### Instruction
Select and reproduce each line of the listing below that bears the string "special".

-- Begin Data to use --

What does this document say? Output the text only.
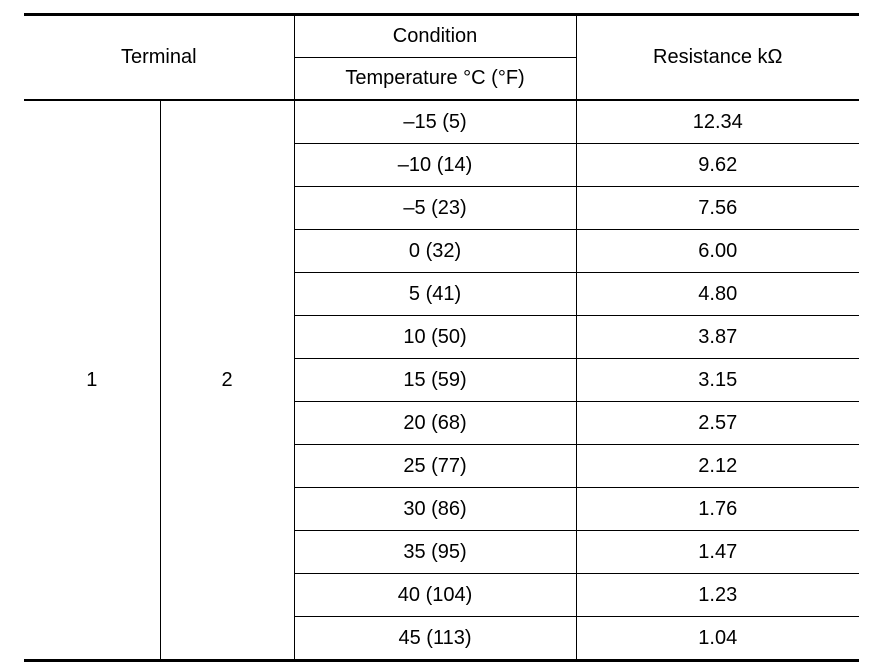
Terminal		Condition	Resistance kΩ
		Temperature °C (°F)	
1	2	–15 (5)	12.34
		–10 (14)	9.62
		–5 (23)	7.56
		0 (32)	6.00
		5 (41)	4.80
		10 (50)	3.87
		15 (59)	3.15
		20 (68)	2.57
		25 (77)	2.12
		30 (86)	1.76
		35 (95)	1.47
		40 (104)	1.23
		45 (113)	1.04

-- End Data to use --
-- Begin Data to use --

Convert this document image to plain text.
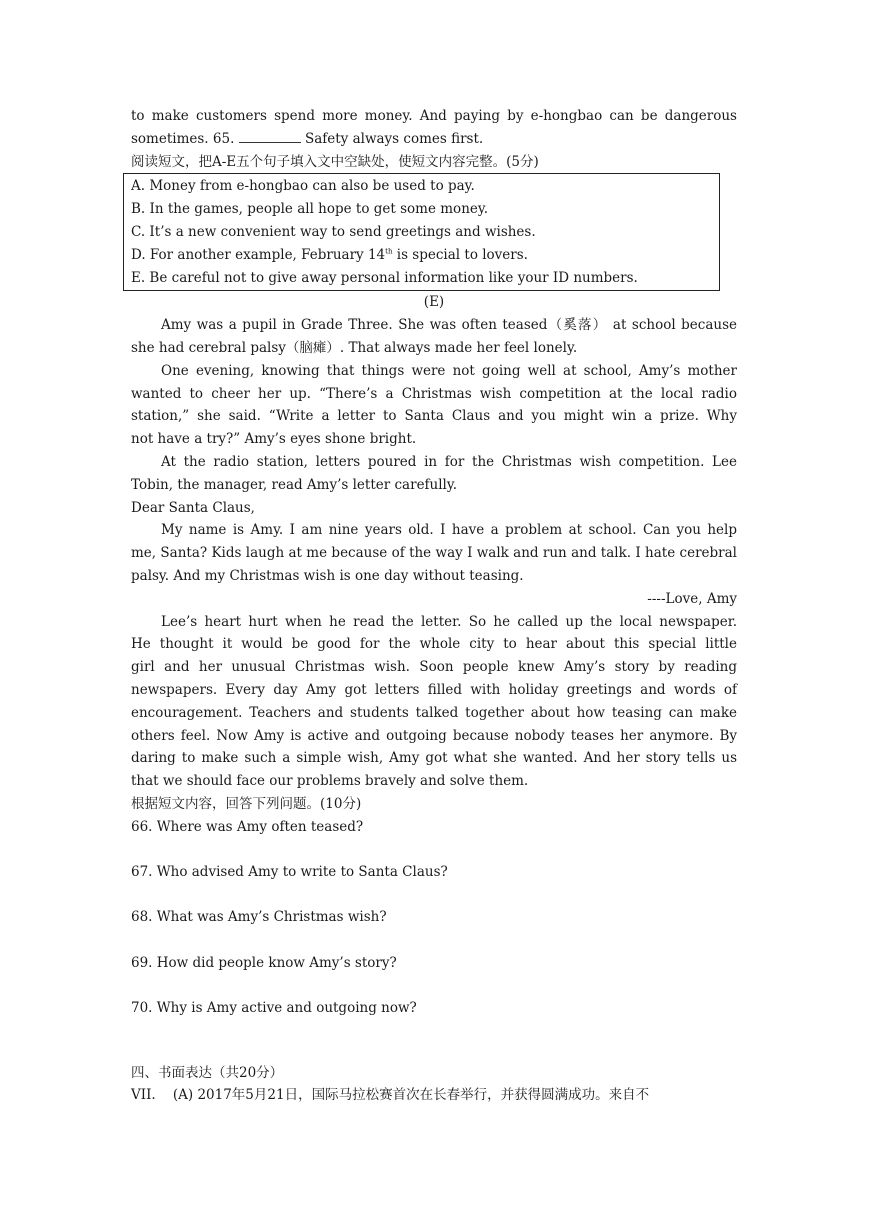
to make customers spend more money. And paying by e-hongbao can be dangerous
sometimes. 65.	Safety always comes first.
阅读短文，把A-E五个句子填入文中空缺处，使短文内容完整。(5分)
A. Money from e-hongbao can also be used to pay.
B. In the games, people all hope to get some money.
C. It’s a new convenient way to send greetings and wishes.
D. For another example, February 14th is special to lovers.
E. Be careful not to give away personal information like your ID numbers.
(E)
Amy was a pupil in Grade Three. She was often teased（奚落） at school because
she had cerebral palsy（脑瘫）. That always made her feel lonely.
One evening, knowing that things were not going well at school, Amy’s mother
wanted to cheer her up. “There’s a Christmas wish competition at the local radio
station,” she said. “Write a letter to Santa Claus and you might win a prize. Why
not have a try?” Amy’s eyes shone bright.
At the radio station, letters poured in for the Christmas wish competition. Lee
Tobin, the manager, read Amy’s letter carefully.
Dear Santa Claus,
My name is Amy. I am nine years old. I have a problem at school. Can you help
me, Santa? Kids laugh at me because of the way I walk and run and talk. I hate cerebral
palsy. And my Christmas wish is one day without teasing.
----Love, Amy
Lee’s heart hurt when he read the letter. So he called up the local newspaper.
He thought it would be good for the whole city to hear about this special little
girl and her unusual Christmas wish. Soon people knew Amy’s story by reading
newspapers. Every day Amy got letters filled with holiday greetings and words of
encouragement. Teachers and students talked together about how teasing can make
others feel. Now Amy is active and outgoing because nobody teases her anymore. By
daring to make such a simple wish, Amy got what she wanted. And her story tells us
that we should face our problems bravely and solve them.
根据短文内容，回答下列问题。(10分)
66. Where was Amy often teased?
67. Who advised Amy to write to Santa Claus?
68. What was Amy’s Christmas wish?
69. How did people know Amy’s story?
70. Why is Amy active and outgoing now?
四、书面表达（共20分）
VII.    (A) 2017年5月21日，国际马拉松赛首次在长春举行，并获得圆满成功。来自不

-- End Data to use --
-- Begin Data to use --

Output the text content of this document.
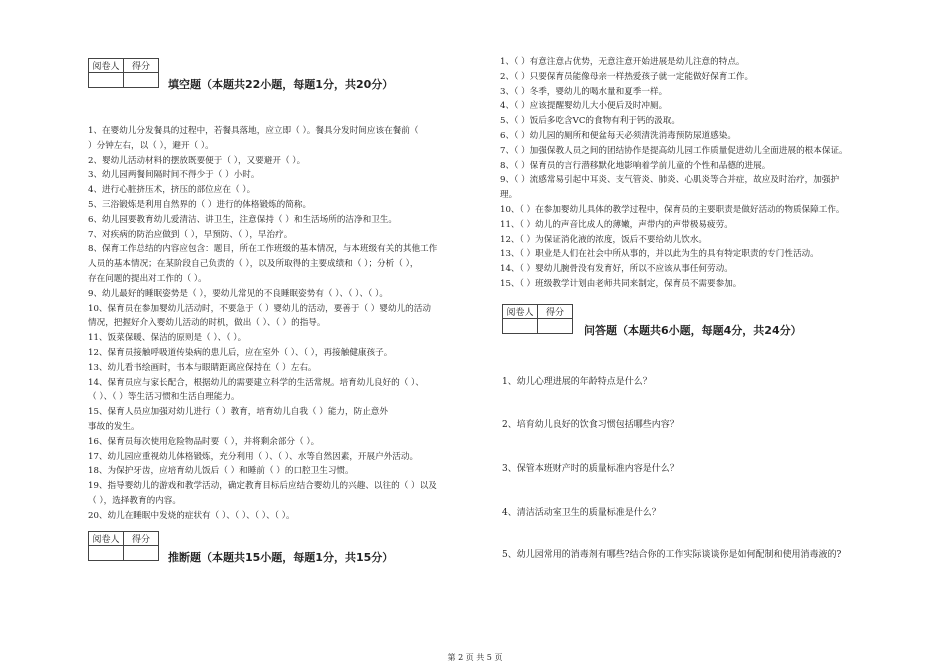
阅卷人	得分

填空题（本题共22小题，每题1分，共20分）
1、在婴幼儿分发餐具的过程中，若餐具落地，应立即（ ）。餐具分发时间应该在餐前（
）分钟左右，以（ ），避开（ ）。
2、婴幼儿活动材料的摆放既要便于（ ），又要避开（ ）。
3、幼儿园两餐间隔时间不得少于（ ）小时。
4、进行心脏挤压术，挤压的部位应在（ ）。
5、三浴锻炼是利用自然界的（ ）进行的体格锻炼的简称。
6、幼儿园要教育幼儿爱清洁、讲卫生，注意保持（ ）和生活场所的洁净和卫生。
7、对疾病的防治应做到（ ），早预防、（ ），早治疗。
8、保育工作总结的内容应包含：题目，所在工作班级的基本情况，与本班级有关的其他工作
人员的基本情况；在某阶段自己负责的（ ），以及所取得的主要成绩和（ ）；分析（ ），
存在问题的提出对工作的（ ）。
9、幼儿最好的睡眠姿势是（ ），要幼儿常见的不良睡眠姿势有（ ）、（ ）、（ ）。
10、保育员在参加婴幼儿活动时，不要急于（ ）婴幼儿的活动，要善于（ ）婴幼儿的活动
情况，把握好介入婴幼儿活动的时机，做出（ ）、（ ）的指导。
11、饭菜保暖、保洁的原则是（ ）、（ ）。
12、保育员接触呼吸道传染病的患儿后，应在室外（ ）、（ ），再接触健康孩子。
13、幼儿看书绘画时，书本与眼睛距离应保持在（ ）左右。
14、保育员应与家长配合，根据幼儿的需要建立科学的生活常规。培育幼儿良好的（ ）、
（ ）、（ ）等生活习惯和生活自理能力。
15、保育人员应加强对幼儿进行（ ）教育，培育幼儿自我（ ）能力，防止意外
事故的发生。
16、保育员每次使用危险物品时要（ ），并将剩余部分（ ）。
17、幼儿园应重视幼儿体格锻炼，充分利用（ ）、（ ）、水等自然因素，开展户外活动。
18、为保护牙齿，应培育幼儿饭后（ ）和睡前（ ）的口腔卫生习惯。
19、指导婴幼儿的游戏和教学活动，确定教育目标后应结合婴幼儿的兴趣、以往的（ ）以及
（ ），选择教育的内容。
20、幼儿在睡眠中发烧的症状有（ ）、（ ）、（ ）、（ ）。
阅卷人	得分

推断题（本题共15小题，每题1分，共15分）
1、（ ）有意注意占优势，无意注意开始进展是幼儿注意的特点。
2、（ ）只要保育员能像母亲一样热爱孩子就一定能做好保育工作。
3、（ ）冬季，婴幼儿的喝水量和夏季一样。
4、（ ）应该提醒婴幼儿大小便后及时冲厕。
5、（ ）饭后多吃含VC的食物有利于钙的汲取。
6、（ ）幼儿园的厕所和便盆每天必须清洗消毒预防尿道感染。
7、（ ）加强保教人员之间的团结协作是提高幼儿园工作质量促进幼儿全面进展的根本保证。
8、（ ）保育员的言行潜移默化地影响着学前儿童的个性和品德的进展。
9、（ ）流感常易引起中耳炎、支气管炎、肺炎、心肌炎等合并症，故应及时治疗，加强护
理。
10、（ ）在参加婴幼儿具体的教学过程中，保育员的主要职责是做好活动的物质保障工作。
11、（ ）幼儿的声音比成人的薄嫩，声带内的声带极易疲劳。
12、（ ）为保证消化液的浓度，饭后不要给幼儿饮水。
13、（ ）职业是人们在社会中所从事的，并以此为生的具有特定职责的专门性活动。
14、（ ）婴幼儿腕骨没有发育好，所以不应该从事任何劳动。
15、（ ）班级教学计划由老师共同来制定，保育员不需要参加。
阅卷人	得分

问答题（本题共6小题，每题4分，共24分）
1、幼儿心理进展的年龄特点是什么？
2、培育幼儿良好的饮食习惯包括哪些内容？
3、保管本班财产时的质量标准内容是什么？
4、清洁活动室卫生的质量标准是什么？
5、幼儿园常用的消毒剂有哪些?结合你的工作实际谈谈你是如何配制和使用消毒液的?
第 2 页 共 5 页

-- End Data to use --

### Result below
D. For another example, February 14th is special to lovers.
He thought it would be good for the whole city to hear about this special little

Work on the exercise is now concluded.